-- START OF Material provided --
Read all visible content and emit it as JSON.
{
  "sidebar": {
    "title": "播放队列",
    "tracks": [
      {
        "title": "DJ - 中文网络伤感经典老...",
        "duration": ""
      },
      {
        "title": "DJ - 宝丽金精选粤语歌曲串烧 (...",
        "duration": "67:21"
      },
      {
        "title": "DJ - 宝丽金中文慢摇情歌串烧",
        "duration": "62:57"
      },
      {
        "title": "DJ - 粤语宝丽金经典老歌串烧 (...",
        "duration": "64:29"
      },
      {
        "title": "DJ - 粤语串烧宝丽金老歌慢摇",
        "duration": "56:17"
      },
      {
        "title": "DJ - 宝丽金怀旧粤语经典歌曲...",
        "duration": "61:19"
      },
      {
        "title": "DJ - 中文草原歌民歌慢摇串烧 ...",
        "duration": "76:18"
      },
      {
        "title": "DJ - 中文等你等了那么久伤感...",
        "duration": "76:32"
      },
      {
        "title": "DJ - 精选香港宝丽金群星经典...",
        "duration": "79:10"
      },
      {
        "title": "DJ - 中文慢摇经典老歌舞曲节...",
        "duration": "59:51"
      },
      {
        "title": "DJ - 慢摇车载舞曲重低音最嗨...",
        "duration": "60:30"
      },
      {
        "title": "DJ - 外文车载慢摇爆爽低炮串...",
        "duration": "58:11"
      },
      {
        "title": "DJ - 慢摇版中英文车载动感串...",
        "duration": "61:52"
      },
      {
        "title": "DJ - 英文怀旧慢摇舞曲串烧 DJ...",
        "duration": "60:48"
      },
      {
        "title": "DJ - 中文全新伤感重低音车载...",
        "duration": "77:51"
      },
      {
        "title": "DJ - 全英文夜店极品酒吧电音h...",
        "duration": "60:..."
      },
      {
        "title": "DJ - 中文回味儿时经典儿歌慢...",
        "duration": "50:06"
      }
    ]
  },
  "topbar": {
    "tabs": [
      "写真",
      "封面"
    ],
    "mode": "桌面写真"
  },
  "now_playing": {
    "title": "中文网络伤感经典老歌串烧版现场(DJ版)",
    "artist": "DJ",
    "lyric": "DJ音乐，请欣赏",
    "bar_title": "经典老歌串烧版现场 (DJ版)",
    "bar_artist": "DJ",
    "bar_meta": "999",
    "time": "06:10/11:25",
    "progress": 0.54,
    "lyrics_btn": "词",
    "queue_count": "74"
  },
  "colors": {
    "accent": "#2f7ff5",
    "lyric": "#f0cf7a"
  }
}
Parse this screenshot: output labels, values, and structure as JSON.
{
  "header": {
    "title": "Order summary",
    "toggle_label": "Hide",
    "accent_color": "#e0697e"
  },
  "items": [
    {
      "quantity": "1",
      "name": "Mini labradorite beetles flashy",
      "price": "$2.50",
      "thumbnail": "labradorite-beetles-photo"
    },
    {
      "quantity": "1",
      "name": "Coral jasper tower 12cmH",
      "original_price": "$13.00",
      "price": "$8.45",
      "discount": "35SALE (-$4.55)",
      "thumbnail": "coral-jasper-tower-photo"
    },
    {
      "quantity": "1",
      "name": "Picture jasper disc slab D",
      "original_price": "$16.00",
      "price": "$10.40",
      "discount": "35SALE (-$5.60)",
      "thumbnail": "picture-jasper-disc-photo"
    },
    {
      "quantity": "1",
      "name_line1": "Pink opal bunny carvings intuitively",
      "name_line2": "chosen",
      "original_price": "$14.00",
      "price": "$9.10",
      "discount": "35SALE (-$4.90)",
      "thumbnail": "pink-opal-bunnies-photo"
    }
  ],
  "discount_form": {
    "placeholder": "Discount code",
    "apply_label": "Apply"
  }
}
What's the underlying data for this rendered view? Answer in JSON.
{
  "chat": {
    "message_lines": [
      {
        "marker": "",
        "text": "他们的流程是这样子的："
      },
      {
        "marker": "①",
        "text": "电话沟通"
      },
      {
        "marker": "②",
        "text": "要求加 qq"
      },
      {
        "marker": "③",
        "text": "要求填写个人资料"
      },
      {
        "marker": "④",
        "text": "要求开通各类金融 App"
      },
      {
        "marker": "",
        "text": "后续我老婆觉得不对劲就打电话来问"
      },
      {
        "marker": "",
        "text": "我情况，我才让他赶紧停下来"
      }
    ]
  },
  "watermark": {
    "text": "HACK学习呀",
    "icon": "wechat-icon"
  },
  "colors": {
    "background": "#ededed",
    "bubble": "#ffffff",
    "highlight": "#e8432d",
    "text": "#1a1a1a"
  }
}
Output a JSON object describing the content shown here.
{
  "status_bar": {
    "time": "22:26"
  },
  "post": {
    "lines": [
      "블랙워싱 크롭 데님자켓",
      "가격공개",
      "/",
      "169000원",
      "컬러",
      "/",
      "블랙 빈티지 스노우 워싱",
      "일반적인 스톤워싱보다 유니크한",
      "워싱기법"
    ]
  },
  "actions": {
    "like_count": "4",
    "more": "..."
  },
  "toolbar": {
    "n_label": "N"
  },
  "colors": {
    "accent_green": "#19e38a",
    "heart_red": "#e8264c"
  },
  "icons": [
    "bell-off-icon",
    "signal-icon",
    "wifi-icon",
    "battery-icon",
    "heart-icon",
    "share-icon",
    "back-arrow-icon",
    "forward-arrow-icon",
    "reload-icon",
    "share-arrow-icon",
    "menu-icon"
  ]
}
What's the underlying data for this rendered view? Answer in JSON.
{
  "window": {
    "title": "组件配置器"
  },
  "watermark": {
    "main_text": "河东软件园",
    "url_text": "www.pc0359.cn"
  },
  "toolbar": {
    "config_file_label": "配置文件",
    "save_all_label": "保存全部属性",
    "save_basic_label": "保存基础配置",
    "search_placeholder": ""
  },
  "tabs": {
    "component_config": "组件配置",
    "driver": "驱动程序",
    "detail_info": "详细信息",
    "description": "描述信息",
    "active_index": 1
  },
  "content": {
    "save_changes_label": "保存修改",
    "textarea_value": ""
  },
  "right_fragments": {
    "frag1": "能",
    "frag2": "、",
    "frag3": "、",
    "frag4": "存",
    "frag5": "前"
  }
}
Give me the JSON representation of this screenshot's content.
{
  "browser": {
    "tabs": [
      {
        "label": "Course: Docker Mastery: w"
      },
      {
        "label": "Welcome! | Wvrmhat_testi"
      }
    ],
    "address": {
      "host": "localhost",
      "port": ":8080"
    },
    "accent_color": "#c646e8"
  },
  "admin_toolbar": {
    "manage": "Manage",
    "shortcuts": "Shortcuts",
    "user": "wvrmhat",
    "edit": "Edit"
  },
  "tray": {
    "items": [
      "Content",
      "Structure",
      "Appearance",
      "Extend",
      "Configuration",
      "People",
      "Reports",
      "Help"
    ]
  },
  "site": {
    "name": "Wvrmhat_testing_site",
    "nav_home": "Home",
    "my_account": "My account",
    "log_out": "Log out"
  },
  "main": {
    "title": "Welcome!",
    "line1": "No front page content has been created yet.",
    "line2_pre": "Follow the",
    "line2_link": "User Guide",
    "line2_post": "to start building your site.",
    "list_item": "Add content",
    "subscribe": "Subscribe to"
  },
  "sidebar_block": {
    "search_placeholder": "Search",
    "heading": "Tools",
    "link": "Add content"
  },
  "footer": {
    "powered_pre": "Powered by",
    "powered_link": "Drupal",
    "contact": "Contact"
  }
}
-- END OF Material provided --
● **Problem to work on**
Look through the records above and report how many lines hold the word "arrow", giving only the number.

● **Reply to the task**
3